Reproduce the following data verbatim, keeping every line in its original order and wording.

'''

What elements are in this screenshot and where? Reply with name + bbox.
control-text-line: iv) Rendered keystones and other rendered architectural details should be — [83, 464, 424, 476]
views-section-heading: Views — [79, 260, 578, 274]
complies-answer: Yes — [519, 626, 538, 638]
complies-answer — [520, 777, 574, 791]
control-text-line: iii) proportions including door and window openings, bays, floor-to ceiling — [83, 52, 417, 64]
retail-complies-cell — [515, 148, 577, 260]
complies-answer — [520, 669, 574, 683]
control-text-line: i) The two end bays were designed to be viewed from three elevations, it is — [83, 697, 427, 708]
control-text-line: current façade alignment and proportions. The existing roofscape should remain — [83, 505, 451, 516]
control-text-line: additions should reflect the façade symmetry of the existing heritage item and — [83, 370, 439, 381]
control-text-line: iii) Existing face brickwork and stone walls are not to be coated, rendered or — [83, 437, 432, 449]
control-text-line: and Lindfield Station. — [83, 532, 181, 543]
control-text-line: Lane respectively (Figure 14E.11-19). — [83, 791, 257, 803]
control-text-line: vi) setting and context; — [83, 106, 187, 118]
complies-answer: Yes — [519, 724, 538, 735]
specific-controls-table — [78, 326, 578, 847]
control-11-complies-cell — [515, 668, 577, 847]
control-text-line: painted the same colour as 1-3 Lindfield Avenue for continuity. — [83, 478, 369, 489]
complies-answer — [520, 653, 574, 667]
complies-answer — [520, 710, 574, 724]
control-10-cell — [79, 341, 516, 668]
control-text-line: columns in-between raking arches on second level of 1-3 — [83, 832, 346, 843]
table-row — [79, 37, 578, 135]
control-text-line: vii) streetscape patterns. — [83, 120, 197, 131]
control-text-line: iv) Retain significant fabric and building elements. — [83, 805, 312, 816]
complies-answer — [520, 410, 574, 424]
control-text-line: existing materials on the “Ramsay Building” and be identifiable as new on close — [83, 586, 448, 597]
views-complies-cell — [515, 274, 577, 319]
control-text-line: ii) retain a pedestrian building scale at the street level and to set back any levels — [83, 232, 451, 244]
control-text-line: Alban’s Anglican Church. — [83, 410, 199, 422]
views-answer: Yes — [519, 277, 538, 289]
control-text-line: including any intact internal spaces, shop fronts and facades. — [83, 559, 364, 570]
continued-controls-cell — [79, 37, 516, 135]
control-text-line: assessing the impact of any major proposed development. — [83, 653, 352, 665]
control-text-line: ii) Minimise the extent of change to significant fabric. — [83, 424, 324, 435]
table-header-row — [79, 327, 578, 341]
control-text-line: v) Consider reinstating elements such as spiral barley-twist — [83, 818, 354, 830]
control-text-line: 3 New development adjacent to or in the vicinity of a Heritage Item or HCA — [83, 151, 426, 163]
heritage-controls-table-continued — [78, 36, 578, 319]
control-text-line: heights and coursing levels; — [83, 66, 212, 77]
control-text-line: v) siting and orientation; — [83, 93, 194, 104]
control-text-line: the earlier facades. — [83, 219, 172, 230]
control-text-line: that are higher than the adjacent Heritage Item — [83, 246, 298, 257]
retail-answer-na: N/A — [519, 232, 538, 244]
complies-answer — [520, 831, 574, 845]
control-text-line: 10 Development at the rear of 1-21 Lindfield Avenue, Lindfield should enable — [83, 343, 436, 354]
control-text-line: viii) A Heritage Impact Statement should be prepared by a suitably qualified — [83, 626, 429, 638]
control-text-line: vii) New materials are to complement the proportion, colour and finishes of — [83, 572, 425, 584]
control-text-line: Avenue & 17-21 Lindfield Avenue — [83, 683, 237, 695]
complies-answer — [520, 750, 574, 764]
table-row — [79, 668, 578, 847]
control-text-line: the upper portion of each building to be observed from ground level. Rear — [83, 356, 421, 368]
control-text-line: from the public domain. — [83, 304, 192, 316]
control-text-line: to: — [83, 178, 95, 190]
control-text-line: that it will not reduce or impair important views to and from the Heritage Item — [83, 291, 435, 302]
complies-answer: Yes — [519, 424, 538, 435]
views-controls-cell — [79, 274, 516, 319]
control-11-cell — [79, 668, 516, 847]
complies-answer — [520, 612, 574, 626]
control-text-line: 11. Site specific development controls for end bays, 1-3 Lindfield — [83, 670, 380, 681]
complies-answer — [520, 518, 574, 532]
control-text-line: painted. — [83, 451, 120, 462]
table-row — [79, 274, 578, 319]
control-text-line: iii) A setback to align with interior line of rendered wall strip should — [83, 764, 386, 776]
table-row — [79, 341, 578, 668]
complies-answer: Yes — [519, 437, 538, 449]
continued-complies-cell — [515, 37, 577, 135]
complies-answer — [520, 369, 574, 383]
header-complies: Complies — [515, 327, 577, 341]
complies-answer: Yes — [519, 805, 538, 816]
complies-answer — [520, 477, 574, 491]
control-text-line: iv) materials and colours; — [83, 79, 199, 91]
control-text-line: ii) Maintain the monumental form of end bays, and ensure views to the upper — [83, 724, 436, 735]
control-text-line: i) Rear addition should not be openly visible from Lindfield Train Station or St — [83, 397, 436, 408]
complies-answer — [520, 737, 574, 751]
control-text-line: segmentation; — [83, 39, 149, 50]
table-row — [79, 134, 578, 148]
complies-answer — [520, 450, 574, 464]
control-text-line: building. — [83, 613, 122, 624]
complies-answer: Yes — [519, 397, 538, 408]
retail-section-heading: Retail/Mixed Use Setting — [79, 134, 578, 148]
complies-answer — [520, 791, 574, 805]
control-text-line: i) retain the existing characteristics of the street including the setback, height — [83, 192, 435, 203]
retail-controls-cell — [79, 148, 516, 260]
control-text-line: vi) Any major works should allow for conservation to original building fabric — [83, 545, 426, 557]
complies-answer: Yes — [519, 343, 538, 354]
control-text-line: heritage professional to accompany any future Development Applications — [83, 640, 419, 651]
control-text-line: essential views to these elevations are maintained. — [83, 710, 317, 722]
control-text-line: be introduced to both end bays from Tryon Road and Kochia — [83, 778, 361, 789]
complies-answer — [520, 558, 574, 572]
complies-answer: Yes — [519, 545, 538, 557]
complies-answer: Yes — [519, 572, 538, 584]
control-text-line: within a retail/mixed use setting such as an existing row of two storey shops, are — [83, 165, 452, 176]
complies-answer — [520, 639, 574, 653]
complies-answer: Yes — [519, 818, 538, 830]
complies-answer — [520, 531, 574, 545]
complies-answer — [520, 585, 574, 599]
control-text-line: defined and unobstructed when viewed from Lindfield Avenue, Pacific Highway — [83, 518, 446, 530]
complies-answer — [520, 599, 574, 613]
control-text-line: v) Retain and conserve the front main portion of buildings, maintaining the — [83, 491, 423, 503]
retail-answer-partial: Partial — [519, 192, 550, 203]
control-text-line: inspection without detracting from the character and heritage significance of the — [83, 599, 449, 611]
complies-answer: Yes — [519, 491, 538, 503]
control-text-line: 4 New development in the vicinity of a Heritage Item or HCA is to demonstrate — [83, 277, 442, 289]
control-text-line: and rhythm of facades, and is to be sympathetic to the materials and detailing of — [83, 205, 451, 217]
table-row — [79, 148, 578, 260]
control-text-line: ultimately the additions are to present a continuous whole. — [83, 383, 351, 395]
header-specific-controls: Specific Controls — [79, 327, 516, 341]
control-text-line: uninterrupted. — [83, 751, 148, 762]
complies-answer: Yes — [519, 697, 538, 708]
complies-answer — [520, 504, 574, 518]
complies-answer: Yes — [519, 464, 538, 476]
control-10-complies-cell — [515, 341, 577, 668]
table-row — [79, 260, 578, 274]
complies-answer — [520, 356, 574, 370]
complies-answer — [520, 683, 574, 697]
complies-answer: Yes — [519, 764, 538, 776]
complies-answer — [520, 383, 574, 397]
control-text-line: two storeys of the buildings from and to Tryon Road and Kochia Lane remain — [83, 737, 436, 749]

'''

(ANSWER TO THIS EXERCISE)
What elements are in this screenshot and where? Reply with name + bbox.
control-text-line: iv) Rendered keystones and other rendered architectural details should be — [83, 464, 424, 476]
views-section-heading: Views — [79, 260, 578, 274]
complies-answer: Yes — [519, 626, 538, 638]
complies-answer — [520, 777, 574, 791]
control-text-line: iii) proportions including door and window openings, bays, floor-to ceiling — [83, 52, 417, 64]
retail-complies-cell — [515, 148, 577, 260]
complies-answer — [520, 669, 574, 683]
control-text-line: i) The two end bays were designed to be viewed from three elevations, it is — [83, 697, 427, 708]
control-text-line: current façade alignment and proportions. The existing roofscape should remain — [83, 505, 451, 516]
control-text-line: additions should reflect the façade symmetry of the existing heritage item and — [83, 370, 439, 381]
control-text-line: iii) Existing face brickwork and stone walls are not to be coated, rendered or — [83, 437, 432, 449]
control-text-line: and Lindfield Station. — [83, 532, 181, 543]
control-text-line: Lane respectively (Figure 14E.11-19). — [83, 791, 257, 803]
control-text-line: vi) setting and context; — [83, 106, 187, 118]
complies-answer: Yes — [519, 724, 538, 735]
specific-controls-table — [78, 326, 578, 847]
control-11-complies-cell — [515, 668, 577, 847]
control-text-line: painted the same colour as 1-3 Lindfield Avenue for continuity. — [83, 478, 369, 489]
complies-answer — [520, 653, 574, 667]
complies-answer — [520, 710, 574, 724]
control-10-cell — [79, 341, 516, 668]
control-text-line: columns in-between raking arches on second level of 1-3 — [83, 832, 346, 843]
table-row — [79, 37, 578, 135]
control-text-line: vii) streetscape patterns. — [83, 120, 197, 131]
control-text-line: iv) Retain significant fabric and building elements. — [83, 805, 312, 816]
complies-answer — [520, 410, 574, 424]
control-text-line: existing materials on the “Ramsay Building” and be identifiable as new on close — [83, 586, 448, 597]
views-complies-cell — [515, 274, 577, 319]
control-text-line: ii) retain a pedestrian building scale at the street level and to set back any levels — [83, 232, 451, 244]
control-text-line: Alban’s Anglican Church. — [83, 410, 199, 422]
views-answer: Yes — [519, 277, 538, 289]
control-text-line: including any intact internal spaces, shop fronts and facades. — [83, 559, 364, 570]
continued-controls-cell — [79, 37, 516, 135]
control-text-line: assessing the impact of any major proposed development. — [83, 653, 352, 665]
control-text-line: ii) Minimise the extent of change to significant fabric. — [83, 424, 324, 435]
table-header-row — [79, 327, 578, 341]
control-text-line: v) Consider reinstating elements such as spiral barley-twist — [83, 818, 354, 830]
control-text-line: 3 New development adjacent to or in the vicinity of a Heritage Item or HCA — [83, 151, 426, 163]
heritage-controls-table-continued — [78, 36, 578, 319]
control-text-line: heights and coursing levels; — [83, 66, 212, 77]
control-text-line: v) siting and orientation; — [83, 93, 194, 104]
control-text-line: the earlier facades. — [83, 219, 172, 230]
control-text-line: that are higher than the adjacent Heritage Item — [83, 246, 298, 257]
retail-answer-na: N/A — [519, 232, 538, 244]
complies-answer — [520, 831, 574, 845]
control-text-line: 10 Development at the rear of 1-21 Lindfield Avenue, Lindfield should enable — [83, 343, 436, 354]
control-text-line: viii) A Heritage Impact Statement should be prepared by a suitably qualified — [83, 626, 429, 638]
control-text-line: vii) New materials are to complement the proportion, colour and finishes of — [83, 572, 425, 584]
control-text-line: Avenue & 17-21 Lindfield Avenue — [83, 683, 237, 695]
complies-answer — [520, 750, 574, 764]
table-row — [79, 668, 578, 847]
control-text-line: the upper portion of each building to be observed from ground level. Rear — [83, 356, 421, 368]
control-text-line: from the public domain. — [83, 304, 192, 316]
control-text-line: to: — [83, 178, 95, 190]
control-text-line: that it will not reduce or impair important views to and from the Heritage Item — [83, 291, 435, 302]
complies-answer: Yes — [519, 424, 538, 435]
views-controls-cell — [79, 274, 516, 319]
control-11-cell — [79, 668, 516, 847]
complies-answer — [520, 612, 574, 626]
control-text-line: 11. Site specific development controls for end bays, 1-3 Lindfield — [83, 670, 380, 681]
complies-answer — [520, 518, 574, 532]
control-text-line: painted. — [83, 451, 120, 462]
table-row — [79, 274, 578, 319]
control-text-line: iii) A setback to align with interior line of rendered wall strip should — [83, 764, 386, 776]
table-row — [79, 341, 578, 668]
complies-answer: Yes — [519, 437, 538, 449]
continued-complies-cell — [515, 37, 577, 135]
complies-answer — [520, 369, 574, 383]
header-complies: Complies — [515, 327, 577, 341]
complies-answer: Yes — [519, 805, 538, 816]
complies-answer — [520, 477, 574, 491]
control-text-line: iv) materials and colours; — [83, 79, 199, 91]
control-text-line: ii) Maintain the monumental form of end bays, and ensure views to the upper — [83, 724, 436, 735]
control-text-line: i) Rear addition should not be openly visible from Lindfield Train Station or St — [83, 397, 436, 408]
complies-answer — [520, 737, 574, 751]
control-text-line: segmentation; — [83, 39, 149, 50]
table-row — [79, 134, 578, 148]
complies-answer — [520, 450, 574, 464]
control-text-line: building. — [83, 613, 122, 624]
complies-answer: Yes — [519, 397, 538, 408]
retail-section-heading: Retail/Mixed Use Setting — [79, 134, 578, 148]
complies-answer — [520, 791, 574, 805]
control-text-line: i) retain the existing characteristics of the street including the setback, height — [83, 192, 435, 203]
retail-controls-cell — [79, 148, 516, 260]
control-text-line: vi) Any major works should allow for conservation to original building fabric — [83, 545, 426, 557]
complies-answer: Yes — [519, 343, 538, 354]
control-text-line: heritage professional to accompany any future Development Applications — [83, 640, 419, 651]
control-text-line: essential views to these elevations are maintained. — [83, 710, 317, 722]
control-text-line: be introduced to both end bays from Tryon Road and Kochia — [83, 778, 361, 789]
complies-answer — [520, 558, 574, 572]
complies-answer: Yes — [519, 545, 538, 557]
complies-answer: Yes — [519, 572, 538, 584]
control-text-line: within a retail/mixed use setting such as an existing row of two storey shops, are — [83, 165, 452, 176]
complies-answer — [520, 639, 574, 653]
complies-answer: Yes — [519, 818, 538, 830]
complies-answer — [520, 531, 574, 545]
complies-answer — [520, 585, 574, 599]
control-text-line: defined and unobstructed when viewed from Lindfield Avenue, Pacific Highway — [83, 518, 446, 530]
complies-answer — [520, 599, 574, 613]
control-text-line: v) Retain and conserve the front main portion of buildings, maintaining the — [83, 491, 423, 503]
retail-answer-partial: Partial — [519, 192, 550, 203]
control-text-line: inspection without detracting from the character and heritage significance of the — [83, 599, 449, 611]
complies-answer: Yes — [519, 491, 538, 503]
control-text-line: 4 New development in the vicinity of a Heritage Item or HCA is to demonstrate — [83, 277, 442, 289]
control-text-line: and rhythm of facades, and is to be sympathetic to the materials and detailing of — [83, 205, 451, 217]
table-row — [79, 148, 578, 260]
control-text-line: ultimately the additions are to present a continuous whole. — [83, 383, 351, 395]
header-specific-controls: Specific Controls — [79, 327, 516, 341]
control-text-line: uninterrupted. — [83, 751, 148, 762]
complies-answer: Yes — [519, 697, 538, 708]
complies-answer — [520, 504, 574, 518]
complies-answer: Yes — [519, 464, 538, 476]
control-10-complies-cell — [515, 341, 577, 668]
table-row — [79, 260, 578, 274]
complies-answer — [520, 356, 574, 370]
complies-answer — [520, 683, 574, 697]
complies-answer: Yes — [519, 764, 538, 776]
complies-answer — [520, 383, 574, 397]
control-text-line: two storeys of the buildings from and to Tryon Road and Kochia Lane remain — [83, 737, 436, 749]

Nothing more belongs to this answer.